• [WHAT YOU SHOULD DO] Write each line out exactly, leaving none out.

• [EXTRACTED DATA]
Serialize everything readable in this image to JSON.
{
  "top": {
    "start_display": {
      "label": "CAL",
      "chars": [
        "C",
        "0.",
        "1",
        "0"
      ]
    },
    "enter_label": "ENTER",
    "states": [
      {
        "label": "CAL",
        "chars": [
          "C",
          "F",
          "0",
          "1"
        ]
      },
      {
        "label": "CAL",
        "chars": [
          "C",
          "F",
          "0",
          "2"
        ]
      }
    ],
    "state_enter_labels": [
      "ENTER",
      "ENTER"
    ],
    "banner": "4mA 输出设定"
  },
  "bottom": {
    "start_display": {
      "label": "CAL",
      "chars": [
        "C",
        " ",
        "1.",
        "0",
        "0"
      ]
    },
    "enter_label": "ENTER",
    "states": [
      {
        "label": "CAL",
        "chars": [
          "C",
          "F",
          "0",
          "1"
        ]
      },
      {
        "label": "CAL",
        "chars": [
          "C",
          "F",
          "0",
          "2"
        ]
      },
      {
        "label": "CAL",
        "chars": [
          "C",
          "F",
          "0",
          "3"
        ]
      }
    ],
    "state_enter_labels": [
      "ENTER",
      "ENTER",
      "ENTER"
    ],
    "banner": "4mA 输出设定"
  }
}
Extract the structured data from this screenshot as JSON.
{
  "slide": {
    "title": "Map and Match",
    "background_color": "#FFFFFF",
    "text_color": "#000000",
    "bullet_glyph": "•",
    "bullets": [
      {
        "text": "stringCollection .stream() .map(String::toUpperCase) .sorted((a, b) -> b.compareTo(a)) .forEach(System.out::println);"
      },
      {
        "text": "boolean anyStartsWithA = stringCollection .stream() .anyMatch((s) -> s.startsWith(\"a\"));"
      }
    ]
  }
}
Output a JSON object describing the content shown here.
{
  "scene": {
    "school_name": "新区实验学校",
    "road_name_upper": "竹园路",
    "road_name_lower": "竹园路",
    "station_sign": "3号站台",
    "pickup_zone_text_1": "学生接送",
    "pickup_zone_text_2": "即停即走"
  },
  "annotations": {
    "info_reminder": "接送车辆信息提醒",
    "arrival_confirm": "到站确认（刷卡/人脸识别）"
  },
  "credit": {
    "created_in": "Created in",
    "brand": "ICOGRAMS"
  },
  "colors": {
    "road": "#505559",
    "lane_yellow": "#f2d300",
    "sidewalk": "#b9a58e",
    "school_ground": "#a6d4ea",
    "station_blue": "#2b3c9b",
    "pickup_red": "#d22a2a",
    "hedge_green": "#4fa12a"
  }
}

• [TASK RESULT]
Serialize everything readable in this image to JSON.
{
  "top": {
    "start_display": {
      "label": "CAL",
      "chars": [
        "C",
        "0.",
        "1",
        "0"
      ]
    },
    "enter_label": "ENTER",
    "states": [
      {
        "label": "CAL",
        "chars": [
          "C",
          "F",
          "0",
          "1"
        ]
      },
      {
        "label": "CAL",
        "chars": [
          "C",
          "F",
          "0",
          "2"
        ]
      }
    ],
    "state_enter_labels": [
      "ENTER",
      "ENTER"
    ],
    "banner": "4mA 输出设定"
  },
  "bottom": {
    "start_display": {
      "label": "CAL",
      "chars": [
        "C",
        " ",
        "1.",
        "0",
        "0"
      ]
    },
    "enter_label": "ENTER",
    "states": [
      {
        "label": "CAL",
        "chars": [
          "C",
          "F",
          "0",
          "1"
        ]
      },
      {
        "label": "CAL",
        "chars": [
          "C",
          "F",
          "0",
          "2"
        ]
      },
      {
        "label": "CAL",
        "chars": [
          "C",
          "F",
          "0",
          "3"
        ]
      }
    ],
    "state_enter_labels": [
      "ENTER",
      "ENTER",
      "ENTER"
    ],
    "banner": "4mA 输出设定"
  }
}
Extract the structured data from this screenshot as JSON.
{
  "slide": {
    "title": "Map and Match",
    "background_color": "#FFFFFF",
    "text_color": "#000000",
    "bullet_glyph": "•",
    "bullets": [
      {
        "text": "stringCollection .stream() .map(String::toUpperCase) .sorted((a, b) -> b.compareTo(a)) .forEach(System.out::println);"
      },
      {
        "text": "boolean anyStartsWithA = stringCollection .stream() .anyMatch((s) -> s.startsWith(\"a\"));"
      }
    ]
  }
}
Output a JSON object describing the content shown here.
{
  "scene": {
    "school_name": "新区实验学校",
    "road_name_upper": "竹园路",
    "road_name_lower": "竹园路",
    "station_sign": "3号站台",
    "pickup_zone_text_1": "学生接送",
    "pickup_zone_text_2": "即停即走"
  },
  "annotations": {
    "info_reminder": "接送车辆信息提醒",
    "arrival_confirm": "到站确认（刷卡/人脸识别）"
  },
  "credit": {
    "created_in": "Created in",
    "brand": "ICOGRAMS"
  },
  "colors": {
    "road": "#505559",
    "lane_yellow": "#f2d300",
    "sidewalk": "#b9a58e",
    "school_ground": "#a6d4ea",
    "station_blue": "#2b3c9b",
    "pickup_red": "#d22a2a",
    "hedge_green": "#4fa12a"
  }
}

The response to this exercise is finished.